#### WORK TO DO
Search the material below for the word "subtitle". Copy every line that has it.

#### DATA ENTRIES
▬▬▬▬▬▬

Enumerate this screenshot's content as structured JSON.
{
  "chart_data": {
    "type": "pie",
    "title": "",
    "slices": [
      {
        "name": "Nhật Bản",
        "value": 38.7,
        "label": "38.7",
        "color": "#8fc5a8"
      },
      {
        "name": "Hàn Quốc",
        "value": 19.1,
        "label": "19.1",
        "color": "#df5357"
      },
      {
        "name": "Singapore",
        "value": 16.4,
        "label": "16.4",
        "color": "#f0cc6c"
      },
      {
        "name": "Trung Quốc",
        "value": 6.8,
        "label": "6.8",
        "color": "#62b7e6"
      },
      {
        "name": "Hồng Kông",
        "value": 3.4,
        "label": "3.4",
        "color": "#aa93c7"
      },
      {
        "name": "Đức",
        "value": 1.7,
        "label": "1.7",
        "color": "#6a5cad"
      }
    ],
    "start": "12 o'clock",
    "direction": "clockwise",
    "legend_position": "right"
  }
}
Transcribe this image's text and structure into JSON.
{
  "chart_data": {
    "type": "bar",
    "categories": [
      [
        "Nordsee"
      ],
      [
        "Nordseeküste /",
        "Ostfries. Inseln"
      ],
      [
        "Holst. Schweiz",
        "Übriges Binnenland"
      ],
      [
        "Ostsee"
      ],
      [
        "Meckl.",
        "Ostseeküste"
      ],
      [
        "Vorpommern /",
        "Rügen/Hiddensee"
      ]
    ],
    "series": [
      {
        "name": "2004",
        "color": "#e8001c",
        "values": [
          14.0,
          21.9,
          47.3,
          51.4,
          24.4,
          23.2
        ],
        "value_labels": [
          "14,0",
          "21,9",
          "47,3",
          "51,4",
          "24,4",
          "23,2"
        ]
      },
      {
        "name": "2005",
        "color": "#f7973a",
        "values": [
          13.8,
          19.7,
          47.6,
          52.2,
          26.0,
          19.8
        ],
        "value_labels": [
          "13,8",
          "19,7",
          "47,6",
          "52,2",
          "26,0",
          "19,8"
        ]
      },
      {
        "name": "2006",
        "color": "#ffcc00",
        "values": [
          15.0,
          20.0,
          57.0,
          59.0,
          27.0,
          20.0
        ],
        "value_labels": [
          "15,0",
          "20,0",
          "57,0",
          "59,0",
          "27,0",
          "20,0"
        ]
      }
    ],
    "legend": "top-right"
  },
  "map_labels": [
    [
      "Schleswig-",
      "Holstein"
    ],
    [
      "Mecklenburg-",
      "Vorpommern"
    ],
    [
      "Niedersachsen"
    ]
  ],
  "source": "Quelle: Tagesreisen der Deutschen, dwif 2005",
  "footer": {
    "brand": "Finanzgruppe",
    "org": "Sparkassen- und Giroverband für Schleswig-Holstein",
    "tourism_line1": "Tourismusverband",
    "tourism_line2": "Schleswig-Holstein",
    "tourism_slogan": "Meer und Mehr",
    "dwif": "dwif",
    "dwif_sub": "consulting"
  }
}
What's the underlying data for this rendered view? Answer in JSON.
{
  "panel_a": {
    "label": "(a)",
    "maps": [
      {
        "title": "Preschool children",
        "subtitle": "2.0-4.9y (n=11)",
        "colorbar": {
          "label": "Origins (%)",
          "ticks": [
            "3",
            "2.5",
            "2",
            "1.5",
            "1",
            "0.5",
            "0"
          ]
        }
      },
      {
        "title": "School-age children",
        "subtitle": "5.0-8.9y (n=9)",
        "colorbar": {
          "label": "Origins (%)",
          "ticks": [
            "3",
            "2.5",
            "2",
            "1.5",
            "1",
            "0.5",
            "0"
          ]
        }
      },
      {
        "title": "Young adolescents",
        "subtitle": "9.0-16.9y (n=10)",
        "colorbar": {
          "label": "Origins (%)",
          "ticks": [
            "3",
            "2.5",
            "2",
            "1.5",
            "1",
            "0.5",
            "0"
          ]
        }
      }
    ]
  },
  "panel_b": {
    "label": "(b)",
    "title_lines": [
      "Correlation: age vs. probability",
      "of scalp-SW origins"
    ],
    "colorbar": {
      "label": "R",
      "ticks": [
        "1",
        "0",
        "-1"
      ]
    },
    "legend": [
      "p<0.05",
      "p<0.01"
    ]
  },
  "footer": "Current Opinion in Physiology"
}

▬▬▬▬▬▬

#### COMPLETE OUTPUT
        "subtitle": "2.0-4.9y (n=11)",
        "subtitle": "5.0-8.9y (n=9)",
        "subtitle": "9.0-16.9y (n=10)",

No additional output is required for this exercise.